Extract every entry word for word.

(Dataset records)
☆ ☆ ☆ ☆ ☆
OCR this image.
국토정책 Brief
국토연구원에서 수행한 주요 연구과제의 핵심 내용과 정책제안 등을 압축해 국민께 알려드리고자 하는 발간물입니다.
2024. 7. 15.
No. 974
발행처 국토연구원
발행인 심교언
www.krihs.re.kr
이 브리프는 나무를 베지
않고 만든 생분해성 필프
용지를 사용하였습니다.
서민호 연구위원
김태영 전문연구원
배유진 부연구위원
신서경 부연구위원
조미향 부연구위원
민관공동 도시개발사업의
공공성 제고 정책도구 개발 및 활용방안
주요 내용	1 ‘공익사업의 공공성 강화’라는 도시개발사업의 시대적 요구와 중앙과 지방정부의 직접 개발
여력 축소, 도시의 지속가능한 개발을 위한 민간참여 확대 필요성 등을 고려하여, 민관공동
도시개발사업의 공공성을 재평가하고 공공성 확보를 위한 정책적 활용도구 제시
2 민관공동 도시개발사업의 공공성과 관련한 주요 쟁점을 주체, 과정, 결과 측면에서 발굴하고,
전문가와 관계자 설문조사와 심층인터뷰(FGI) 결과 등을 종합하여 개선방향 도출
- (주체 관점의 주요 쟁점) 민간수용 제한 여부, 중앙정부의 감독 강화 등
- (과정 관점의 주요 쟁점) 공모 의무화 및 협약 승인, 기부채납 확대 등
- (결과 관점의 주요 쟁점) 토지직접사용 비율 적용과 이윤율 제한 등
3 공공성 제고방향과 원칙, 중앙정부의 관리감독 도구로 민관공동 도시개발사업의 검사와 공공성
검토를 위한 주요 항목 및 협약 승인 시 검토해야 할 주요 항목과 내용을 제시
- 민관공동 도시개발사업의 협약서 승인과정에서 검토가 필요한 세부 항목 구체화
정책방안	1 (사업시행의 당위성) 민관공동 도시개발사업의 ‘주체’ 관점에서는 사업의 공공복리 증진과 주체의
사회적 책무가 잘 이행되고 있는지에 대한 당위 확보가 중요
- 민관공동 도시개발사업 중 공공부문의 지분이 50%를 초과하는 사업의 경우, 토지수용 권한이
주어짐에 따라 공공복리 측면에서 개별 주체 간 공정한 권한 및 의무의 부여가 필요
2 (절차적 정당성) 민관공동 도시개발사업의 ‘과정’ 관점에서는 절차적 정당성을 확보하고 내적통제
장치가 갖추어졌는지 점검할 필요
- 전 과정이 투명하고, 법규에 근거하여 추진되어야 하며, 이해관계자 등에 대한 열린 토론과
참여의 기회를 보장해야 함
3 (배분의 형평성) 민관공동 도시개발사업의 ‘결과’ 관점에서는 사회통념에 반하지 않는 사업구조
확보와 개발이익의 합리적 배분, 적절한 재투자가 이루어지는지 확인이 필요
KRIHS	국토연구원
☆ ☆ ☆ ☆ ☆
• ANSWER FOR THE TASK:
OCR this image.
국토정책 Brief
국토연구원에서 수행한 주요 연구과제의 핵심 내용과 정책제안 등을 압축해 국민께 알려드리고자 하는 발간물입니다.
2024. 7. 15.
No. 974
발행처 국토연구원
발행인 심교언
www.krihs.re.kr
이 브리프는 나무를 베지
않고 만든 생분해성 필프
용지를 사용하였습니다.
서민호 연구위원
김태영 전문연구원
배유진 부연구위원
신서경 부연구위원
조미향 부연구위원
민관공동 도시개발사업의
공공성 제고 정책도구 개발 및 활용방안
주요 내용	1 ‘공익사업의 공공성 강화’라는 도시개발사업의 시대적 요구와 중앙과 지방정부의 직접 개발
여력 축소, 도시의 지속가능한 개발을 위한 민간참여 확대 필요성 등을 고려하여, 민관공동
도시개발사업의 공공성을 재평가하고 공공성 확보를 위한 정책적 활용도구 제시
2 민관공동 도시개발사업의 공공성과 관련한 주요 쟁점을 주체, 과정, 결과 측면에서 발굴하고,
전문가와 관계자 설문조사와 심층인터뷰(FGI) 결과 등을 종합하여 개선방향 도출
- (주체 관점의 주요 쟁점) 민간수용 제한 여부, 중앙정부의 감독 강화 등
- (과정 관점의 주요 쟁점) 공모 의무화 및 협약 승인, 기부채납 확대 등
- (결과 관점의 주요 쟁점) 토지직접사용 비율 적용과 이윤율 제한 등
3 공공성 제고방향과 원칙, 중앙정부의 관리감독 도구로 민관공동 도시개발사업의 검사와 공공성
검토를 위한 주요 항목 및 협약 승인 시 검토해야 할 주요 항목과 내용을 제시
- 민관공동 도시개발사업의 협약서 승인과정에서 검토가 필요한 세부 항목 구체화
정책방안	1 (사업시행의 당위성) 민관공동 도시개발사업의 ‘주체’ 관점에서는 사업의 공공복리 증진과 주체의
사회적 책무가 잘 이행되고 있는지에 대한 당위 확보가 중요
- 민관공동 도시개발사업 중 공공부문의 지분이 50%를 초과하는 사업의 경우, 토지수용 권한이
주어짐에 따라 공공복리 측면에서 개별 주체 간 공정한 권한 및 의무의 부여가 필요
2 (절차적 정당성) 민관공동 도시개발사업의 ‘과정’ 관점에서는 절차적 정당성을 확보하고 내적통제
장치가 갖추어졌는지 점검할 필요
- 전 과정이 투명하고, 법규에 근거하여 추진되어야 하며, 이해관계자 등에 대한 열린 토론과
참여의 기회를 보장해야 함
3 (배분의 형평성) 민관공동 도시개발사업의 ‘결과’ 관점에서는 사회통념에 반하지 않는 사업구조
확보와 개발이익의 합리적 배분, 적절한 재투자가 이루어지는지 확인이 필요
KRIHS	국토연구원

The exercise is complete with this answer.